Filter the records for lines holding the string "adjustment".
───── Input records ─────
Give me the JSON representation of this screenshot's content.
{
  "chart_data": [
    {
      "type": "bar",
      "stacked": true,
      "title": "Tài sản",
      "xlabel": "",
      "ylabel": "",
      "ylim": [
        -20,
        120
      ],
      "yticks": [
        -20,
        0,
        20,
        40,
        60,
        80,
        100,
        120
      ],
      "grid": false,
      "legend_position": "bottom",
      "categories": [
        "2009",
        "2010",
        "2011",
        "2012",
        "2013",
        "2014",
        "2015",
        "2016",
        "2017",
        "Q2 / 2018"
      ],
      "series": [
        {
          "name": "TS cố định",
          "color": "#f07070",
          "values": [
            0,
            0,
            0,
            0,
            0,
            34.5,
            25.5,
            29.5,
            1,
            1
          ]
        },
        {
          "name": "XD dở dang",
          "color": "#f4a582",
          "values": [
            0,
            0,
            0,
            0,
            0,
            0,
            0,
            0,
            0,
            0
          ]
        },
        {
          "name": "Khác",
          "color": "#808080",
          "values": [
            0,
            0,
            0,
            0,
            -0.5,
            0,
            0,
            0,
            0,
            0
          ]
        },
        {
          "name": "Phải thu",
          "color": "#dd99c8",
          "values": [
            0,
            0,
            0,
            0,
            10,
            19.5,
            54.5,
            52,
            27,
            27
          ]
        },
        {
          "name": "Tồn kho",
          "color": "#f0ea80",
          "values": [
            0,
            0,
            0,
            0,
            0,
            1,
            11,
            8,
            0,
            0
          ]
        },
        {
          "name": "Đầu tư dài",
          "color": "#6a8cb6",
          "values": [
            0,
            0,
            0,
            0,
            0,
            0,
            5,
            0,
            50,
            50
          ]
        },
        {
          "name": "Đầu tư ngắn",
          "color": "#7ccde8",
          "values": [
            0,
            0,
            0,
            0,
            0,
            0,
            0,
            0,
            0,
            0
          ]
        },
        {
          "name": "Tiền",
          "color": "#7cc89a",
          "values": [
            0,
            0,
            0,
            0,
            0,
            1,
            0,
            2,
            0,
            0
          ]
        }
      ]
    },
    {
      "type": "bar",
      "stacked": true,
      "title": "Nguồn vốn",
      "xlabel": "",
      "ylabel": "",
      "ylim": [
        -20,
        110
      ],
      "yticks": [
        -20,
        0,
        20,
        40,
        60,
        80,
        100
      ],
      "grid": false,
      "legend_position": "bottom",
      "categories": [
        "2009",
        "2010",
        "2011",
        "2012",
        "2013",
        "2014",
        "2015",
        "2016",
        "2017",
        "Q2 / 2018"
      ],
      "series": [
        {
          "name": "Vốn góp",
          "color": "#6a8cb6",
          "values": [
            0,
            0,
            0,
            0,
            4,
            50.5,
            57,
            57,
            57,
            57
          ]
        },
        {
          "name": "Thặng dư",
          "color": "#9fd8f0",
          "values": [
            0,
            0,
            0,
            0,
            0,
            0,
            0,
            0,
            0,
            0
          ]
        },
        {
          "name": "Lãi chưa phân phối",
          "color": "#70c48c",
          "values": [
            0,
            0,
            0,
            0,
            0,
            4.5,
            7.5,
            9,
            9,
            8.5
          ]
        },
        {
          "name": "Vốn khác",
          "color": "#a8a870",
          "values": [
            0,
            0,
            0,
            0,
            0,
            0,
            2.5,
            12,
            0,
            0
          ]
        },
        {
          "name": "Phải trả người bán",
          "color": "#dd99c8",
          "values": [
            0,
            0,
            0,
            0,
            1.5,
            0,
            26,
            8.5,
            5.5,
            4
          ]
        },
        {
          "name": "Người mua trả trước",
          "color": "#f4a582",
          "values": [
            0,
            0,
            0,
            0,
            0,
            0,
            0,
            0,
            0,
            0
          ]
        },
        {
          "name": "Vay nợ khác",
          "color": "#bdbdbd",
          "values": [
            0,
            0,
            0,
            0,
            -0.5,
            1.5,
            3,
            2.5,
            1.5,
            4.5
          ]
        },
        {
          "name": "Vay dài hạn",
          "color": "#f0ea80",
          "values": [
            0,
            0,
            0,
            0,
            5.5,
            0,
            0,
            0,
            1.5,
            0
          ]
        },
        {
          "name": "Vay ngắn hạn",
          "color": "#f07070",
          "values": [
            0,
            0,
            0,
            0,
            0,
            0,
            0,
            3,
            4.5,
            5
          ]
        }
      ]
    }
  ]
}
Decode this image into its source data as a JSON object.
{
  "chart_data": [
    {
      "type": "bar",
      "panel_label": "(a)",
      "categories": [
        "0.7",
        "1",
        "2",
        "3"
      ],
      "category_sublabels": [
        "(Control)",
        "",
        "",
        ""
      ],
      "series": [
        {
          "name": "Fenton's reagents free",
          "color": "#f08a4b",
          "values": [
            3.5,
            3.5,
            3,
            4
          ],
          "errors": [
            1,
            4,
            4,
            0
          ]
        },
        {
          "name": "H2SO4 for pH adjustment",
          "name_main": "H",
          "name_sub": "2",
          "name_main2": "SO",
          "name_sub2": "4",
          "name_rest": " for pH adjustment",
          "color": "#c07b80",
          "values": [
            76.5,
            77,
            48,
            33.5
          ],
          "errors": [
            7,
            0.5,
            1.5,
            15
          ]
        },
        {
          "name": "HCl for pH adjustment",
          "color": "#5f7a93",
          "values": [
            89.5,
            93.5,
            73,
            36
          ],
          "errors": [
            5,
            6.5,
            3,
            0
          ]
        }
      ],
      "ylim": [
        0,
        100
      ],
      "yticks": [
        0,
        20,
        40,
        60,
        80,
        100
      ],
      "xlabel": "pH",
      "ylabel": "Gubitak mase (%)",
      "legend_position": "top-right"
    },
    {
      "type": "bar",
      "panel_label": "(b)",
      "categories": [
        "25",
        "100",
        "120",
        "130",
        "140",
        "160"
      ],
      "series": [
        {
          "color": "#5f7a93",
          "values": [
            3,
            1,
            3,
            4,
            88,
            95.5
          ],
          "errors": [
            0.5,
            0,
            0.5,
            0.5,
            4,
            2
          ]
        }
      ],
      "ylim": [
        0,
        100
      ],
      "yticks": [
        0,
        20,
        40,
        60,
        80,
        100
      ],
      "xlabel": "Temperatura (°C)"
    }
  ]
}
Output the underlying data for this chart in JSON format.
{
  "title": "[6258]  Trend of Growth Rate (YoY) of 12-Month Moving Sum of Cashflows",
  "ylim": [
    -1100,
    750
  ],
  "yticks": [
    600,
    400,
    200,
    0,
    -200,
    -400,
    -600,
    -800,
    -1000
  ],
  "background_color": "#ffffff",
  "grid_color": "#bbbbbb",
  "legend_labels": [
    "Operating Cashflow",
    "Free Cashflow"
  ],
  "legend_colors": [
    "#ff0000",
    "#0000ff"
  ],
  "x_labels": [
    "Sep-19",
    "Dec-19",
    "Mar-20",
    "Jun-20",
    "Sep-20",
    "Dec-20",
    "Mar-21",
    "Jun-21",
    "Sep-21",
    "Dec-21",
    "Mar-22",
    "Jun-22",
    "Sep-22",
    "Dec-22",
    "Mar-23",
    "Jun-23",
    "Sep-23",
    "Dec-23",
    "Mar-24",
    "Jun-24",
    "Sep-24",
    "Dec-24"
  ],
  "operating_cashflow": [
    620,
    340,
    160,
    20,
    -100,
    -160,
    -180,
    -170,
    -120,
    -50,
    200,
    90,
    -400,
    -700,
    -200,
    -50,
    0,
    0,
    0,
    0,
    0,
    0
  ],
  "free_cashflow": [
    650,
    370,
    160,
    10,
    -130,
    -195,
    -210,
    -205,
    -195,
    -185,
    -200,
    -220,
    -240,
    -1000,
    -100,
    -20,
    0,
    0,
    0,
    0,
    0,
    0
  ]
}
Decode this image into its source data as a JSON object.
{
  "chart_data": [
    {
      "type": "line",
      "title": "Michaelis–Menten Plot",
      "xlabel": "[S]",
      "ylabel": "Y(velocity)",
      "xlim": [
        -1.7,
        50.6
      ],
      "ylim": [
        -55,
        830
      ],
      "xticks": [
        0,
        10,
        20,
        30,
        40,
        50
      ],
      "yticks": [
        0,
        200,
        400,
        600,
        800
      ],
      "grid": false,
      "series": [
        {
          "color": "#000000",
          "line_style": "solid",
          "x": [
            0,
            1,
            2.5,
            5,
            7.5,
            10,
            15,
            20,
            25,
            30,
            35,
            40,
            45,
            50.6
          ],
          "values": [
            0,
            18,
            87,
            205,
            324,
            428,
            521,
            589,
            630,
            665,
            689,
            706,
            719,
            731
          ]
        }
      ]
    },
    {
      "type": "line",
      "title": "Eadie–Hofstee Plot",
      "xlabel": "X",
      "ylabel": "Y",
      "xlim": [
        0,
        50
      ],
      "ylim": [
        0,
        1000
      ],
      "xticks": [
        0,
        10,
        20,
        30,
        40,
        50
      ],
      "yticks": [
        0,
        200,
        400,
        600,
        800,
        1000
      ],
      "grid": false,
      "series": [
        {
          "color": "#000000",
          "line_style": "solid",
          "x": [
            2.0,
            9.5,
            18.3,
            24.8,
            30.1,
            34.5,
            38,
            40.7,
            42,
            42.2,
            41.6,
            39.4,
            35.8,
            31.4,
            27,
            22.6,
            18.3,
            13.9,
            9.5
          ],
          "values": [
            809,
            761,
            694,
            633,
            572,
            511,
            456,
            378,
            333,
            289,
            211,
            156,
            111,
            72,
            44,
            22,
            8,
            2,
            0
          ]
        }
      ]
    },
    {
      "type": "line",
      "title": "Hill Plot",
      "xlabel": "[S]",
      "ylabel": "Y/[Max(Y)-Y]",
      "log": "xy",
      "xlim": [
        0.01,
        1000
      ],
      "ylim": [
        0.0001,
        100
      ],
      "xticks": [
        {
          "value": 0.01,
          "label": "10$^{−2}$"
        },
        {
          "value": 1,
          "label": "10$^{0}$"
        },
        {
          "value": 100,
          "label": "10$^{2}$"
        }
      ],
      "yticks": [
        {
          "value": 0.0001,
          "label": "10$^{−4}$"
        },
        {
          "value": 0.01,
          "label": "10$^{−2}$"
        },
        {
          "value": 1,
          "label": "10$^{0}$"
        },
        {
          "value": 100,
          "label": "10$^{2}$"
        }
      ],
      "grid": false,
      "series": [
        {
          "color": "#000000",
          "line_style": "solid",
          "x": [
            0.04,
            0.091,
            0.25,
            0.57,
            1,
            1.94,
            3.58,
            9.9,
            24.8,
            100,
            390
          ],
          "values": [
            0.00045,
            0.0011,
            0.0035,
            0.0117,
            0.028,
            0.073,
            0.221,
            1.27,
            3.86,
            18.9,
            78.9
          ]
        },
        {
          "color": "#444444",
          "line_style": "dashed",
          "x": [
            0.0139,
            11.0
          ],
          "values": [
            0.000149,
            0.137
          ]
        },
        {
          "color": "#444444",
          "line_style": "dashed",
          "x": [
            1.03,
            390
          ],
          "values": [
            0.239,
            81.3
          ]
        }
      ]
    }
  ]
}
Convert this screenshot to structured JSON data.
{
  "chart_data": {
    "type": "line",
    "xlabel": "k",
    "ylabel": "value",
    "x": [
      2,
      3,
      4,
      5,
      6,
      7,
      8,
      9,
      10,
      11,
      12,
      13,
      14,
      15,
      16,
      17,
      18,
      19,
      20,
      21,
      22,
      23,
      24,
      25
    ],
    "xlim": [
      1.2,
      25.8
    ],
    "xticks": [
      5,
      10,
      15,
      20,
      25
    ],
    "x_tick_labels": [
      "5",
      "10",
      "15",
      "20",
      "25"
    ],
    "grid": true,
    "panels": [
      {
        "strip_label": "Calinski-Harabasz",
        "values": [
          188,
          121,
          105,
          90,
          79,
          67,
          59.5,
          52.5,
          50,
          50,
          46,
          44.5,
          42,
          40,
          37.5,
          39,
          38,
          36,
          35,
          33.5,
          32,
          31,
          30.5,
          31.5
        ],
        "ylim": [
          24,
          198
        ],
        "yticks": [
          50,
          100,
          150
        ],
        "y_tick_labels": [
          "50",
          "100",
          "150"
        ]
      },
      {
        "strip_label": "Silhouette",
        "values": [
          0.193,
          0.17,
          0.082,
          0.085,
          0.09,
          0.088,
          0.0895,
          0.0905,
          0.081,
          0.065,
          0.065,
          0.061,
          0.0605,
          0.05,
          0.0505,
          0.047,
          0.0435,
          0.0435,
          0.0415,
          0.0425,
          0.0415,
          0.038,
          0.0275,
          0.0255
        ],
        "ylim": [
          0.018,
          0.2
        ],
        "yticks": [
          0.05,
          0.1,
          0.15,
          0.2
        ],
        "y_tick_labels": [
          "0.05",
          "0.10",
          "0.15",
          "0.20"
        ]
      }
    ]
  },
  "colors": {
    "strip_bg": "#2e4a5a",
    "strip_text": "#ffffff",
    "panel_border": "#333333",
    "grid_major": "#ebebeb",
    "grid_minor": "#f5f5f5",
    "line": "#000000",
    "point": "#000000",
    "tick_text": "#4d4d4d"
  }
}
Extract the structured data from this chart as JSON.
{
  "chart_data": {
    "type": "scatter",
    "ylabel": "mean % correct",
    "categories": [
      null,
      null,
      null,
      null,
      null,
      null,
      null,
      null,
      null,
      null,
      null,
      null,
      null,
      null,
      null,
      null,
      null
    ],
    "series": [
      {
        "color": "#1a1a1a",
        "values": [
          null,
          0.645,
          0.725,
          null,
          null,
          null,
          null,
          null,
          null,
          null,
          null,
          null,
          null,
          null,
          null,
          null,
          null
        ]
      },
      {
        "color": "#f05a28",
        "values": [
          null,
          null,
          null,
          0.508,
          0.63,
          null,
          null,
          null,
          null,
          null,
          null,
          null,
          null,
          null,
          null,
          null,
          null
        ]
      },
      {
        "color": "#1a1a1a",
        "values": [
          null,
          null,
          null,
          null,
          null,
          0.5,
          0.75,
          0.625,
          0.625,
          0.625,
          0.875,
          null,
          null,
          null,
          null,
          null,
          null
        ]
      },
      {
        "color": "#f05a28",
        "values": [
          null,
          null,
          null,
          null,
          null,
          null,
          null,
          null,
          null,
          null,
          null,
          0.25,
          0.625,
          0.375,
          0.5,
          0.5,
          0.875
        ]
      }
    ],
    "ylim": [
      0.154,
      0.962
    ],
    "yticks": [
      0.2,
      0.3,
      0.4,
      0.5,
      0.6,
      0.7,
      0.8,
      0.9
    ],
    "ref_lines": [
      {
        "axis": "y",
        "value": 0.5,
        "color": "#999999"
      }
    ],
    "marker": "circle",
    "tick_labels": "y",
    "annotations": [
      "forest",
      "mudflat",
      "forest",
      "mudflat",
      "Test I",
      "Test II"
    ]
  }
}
─────
Response to the exercise:
          "name": "H2SO4 for pH adjustment",
          "name_rest": " for pH adjustment",
          "name": "HCl for pH adjustment",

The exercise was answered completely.